(Stored records)
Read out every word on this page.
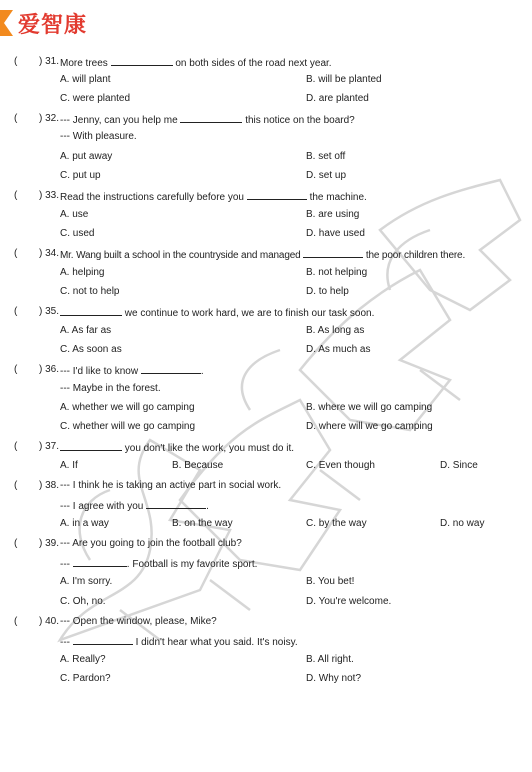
爱智康
( ) 31. More trees	on both sides of the road next year.
A. will plant	B. will be planted
C. were planted	D. are planted
( ) 32. --- Jenny, can you help me	this notice on the board?
--- With pleasure.
A. put away	B. set off
C. put up	D. set up
( ) 33. Read the instructions carefully before you	the machine.
A. use	B. are using
C. used	D. have used
( ) 34. Mr. Wang built a school in the countryside and managed	the poor children there.
A. helping	B. not helping
C. not to help	D. to help
( ) 35.	we continue to work hard, we are to finish our task soon.
A. As far as	B. As long as
C. As soon as	D. As much as
( ) 36. --- I'd like to know	.
--- Maybe in the forest.
A. whether we will go camping	B. where we will go camping
C. whether will we go camping	D. where will we go camping
( ) 37.	you don't like the work, you must do it.
A. If	B. Because	C. Even though	D. Since
( ) 38. --- I think he is taking an active part in social work.
--- I agree with you	.
A. in a way	B. on the way	C. by the way	D. no way
( ) 39. --- Are you going to join the football club?
---	. Football is my favorite sport.
A. I'm sorry.	B. You bet!
C. Oh, no.	D. You're welcome.
( ) 40. --- Open the window, please, Mike?
---	I didn't hear what you said. It's noisy.
A. Really?	B. All right.
C. Pardon?	D. Why not?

- TASK GOAL -
Set down the records in full and exactly. Do not carry over any image.

- TASK ANSWER -
Read out every word on this page.
爱智康
( ) 31. More trees	on both sides of the road next year.
A. will plant	B. will be planted
C. were planted	D. are planted
( ) 32. --- Jenny, can you help me	this notice on the board?
--- With pleasure.
A. put away	B. set off
C. put up	D. set up
( ) 33. Read the instructions carefully before you	the machine.
A. use	B. are using
C. used	D. have used
( ) 34. Mr. Wang built a school in the countryside and managed	the poor children there.
A. helping	B. not helping
C. not to help	D. to help
( ) 35.	we continue to work hard, we are to finish our task soon.
A. As far as	B. As long as
C. As soon as	D. As much as
( ) 36. --- I'd like to know	.
--- Maybe in the forest.
A. whether we will go camping	B. where we will go camping
C. whether will we go camping	D. where will we go camping
( ) 37.	you don't like the work, you must do it.
A. If	B. Because	C. Even though	D. Since
( ) 38. --- I think he is taking an active part in social work.
--- I agree with you	.
A. in a way	B. on the way	C. by the way	D. no way
( ) 39. --- Are you going to join the football club?
---	. Football is my favorite sport.
A. I'm sorry.	B. You bet!
C. Oh, no.	D. You're welcome.
( ) 40. --- Open the window, please, Mike?
---	I didn't hear what you said. It's noisy.
A. Really?	B. All right.
C. Pardon?	D. Why not?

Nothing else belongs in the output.